Given exercise: Drop the pictures from the entries below, then reproduce the rest exactly.

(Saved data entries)
* Start *

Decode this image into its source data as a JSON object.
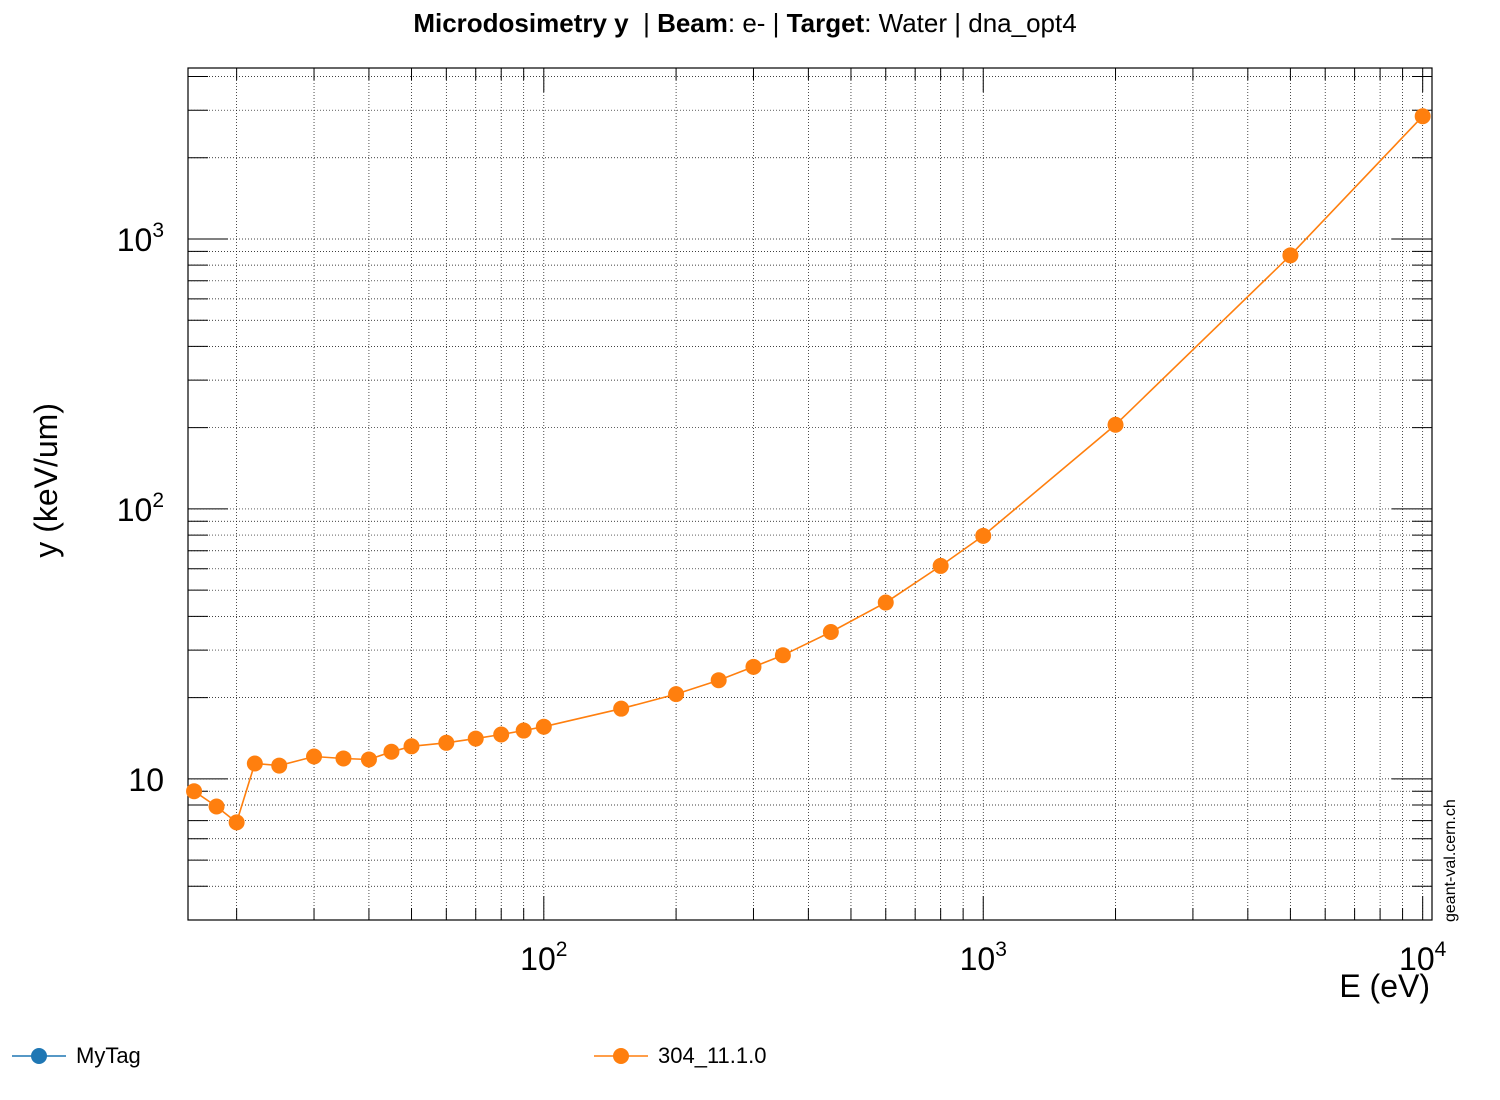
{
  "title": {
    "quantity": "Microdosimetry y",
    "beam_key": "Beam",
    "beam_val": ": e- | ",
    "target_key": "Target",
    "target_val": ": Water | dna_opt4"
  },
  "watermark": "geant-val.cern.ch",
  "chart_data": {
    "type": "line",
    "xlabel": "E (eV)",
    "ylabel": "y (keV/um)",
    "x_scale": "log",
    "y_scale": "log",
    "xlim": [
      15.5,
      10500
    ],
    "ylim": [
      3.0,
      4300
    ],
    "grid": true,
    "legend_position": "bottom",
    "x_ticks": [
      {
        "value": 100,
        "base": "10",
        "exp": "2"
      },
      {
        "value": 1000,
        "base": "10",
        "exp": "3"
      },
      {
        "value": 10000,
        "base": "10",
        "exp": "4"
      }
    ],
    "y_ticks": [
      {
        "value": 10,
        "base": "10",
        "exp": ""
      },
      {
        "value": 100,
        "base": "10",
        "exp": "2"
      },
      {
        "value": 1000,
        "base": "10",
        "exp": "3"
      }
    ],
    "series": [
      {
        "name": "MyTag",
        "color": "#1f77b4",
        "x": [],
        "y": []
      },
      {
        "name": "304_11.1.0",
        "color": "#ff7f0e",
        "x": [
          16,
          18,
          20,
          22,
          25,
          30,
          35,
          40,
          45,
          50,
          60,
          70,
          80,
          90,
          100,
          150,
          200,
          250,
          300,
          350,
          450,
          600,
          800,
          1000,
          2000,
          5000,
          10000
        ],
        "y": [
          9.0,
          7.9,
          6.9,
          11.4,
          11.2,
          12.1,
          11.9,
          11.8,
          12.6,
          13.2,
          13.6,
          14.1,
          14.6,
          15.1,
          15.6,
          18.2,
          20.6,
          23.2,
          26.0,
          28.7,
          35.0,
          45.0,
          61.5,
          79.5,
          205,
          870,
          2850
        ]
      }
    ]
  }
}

* End *

Result:
Decode this image into its source data as a JSON object.
{
  "title": {
    "quantity": "Microdosimetry y",
    "beam_key": "Beam",
    "beam_val": ": e- | ",
    "target_key": "Target",
    "target_val": ": Water | dna_opt4"
  },
  "watermark": "geant-val.cern.ch",
  "chart_data": {
    "type": "line",
    "xlabel": "E (eV)",
    "ylabel": "y (keV/um)",
    "x_scale": "log",
    "y_scale": "log",
    "xlim": [
      15.5,
      10500
    ],
    "ylim": [
      3.0,
      4300
    ],
    "grid": true,
    "legend_position": "bottom",
    "x_ticks": [
      {
        "value": 100,
        "base": "10",
        "exp": "2"
      },
      {
        "value": 1000,
        "base": "10",
        "exp": "3"
      },
      {
        "value": 10000,
        "base": "10",
        "exp": "4"
      }
    ],
    "y_ticks": [
      {
        "value": 10,
        "base": "10",
        "exp": ""
      },
      {
        "value": 100,
        "base": "10",
        "exp": "2"
      },
      {
        "value": 1000,
        "base": "10",
        "exp": "3"
      }
    ],
    "series": [
      {
        "name": "MyTag",
        "color": "#1f77b4",
        "x": [],
        "y": []
      },
      {
        "name": "304_11.1.0",
        "color": "#ff7f0e",
        "x": [
          16,
          18,
          20,
          22,
          25,
          30,
          35,
          40,
          45,
          50,
          60,
          70,
          80,
          90,
          100,
          150,
          200,
          250,
          300,
          350,
          450,
          600,
          800,
          1000,
          2000,
          5000,
          10000
        ],
        "y": [
          9.0,
          7.9,
          6.9,
          11.4,
          11.2,
          12.1,
          11.9,
          11.8,
          12.6,
          13.2,
          13.6,
          14.1,
          14.6,
          15.1,
          15.6,
          18.2,
          20.6,
          23.2,
          26.0,
          28.7,
          35.0,
          45.0,
          61.5,
          79.5,
          205,
          870,
          2850
        ]
      }
    ]
  }
}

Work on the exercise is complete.